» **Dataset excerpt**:
^^^^^^^^
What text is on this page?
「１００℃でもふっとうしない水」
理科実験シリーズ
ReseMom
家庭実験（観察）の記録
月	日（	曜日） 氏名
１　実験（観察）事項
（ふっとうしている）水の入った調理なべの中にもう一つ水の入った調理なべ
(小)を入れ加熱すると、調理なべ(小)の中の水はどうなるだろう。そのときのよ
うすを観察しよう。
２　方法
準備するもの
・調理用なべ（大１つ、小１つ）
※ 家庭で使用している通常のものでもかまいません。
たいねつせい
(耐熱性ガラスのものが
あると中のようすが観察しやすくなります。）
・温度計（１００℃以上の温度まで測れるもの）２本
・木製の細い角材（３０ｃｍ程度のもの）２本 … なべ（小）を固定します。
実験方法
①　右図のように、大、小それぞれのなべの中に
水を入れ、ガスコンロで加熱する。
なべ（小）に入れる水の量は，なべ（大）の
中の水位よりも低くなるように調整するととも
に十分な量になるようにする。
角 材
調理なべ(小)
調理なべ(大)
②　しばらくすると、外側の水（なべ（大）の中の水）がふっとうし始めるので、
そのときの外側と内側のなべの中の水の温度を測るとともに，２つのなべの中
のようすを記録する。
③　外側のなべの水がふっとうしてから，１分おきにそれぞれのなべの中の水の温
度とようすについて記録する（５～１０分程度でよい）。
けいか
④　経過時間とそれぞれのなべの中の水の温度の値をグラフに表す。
^^^^^^^^
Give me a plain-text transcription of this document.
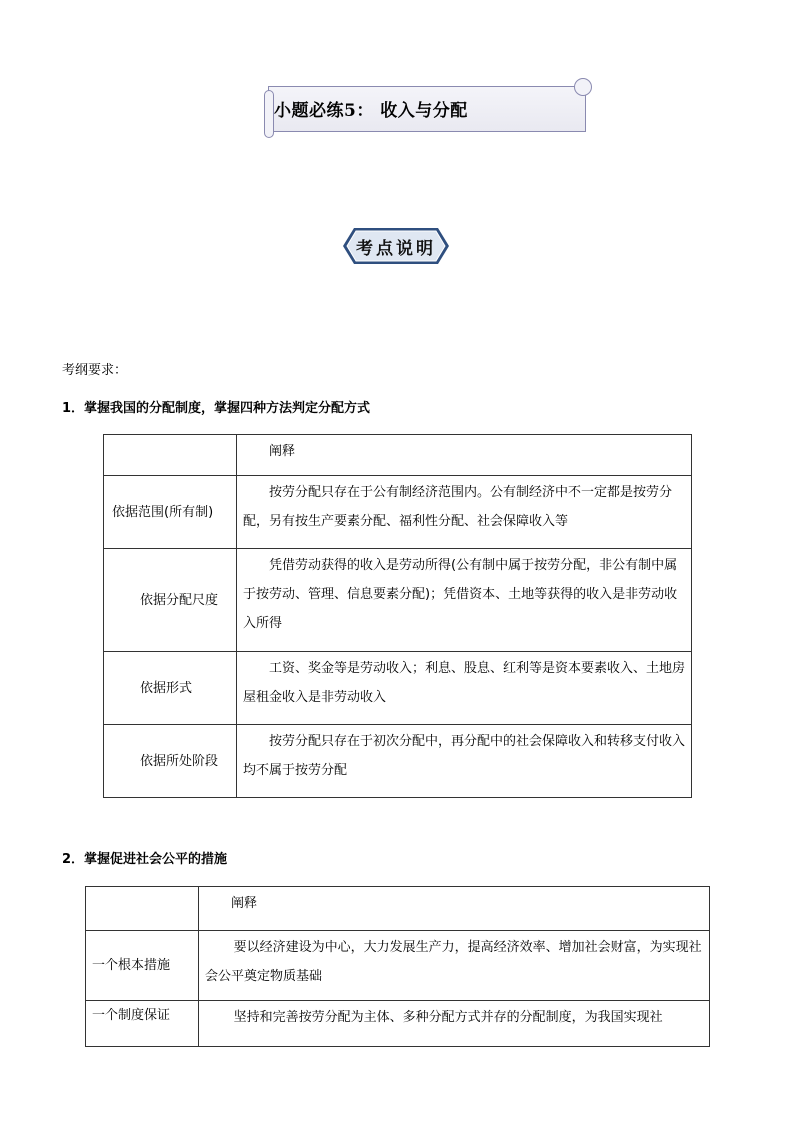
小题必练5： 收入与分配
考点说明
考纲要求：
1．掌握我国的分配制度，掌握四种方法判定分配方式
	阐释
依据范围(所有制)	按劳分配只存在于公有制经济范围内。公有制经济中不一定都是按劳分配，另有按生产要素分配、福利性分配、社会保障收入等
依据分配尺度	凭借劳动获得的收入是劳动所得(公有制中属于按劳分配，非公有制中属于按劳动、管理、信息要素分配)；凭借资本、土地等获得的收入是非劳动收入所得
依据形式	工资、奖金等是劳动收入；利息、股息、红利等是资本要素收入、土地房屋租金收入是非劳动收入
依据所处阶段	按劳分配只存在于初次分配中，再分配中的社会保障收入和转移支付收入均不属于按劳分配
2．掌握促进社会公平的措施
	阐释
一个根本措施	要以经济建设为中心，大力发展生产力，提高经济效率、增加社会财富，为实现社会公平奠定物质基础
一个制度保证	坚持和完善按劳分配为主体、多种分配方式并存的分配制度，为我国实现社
^^^^^^^^
» **PROBLEM REQUIREMENTS**:
All lines above containing the string "this" are to be collected.

» **TASK RESULT**:
What text is on this page?
Give me a plain-text transcription of this document.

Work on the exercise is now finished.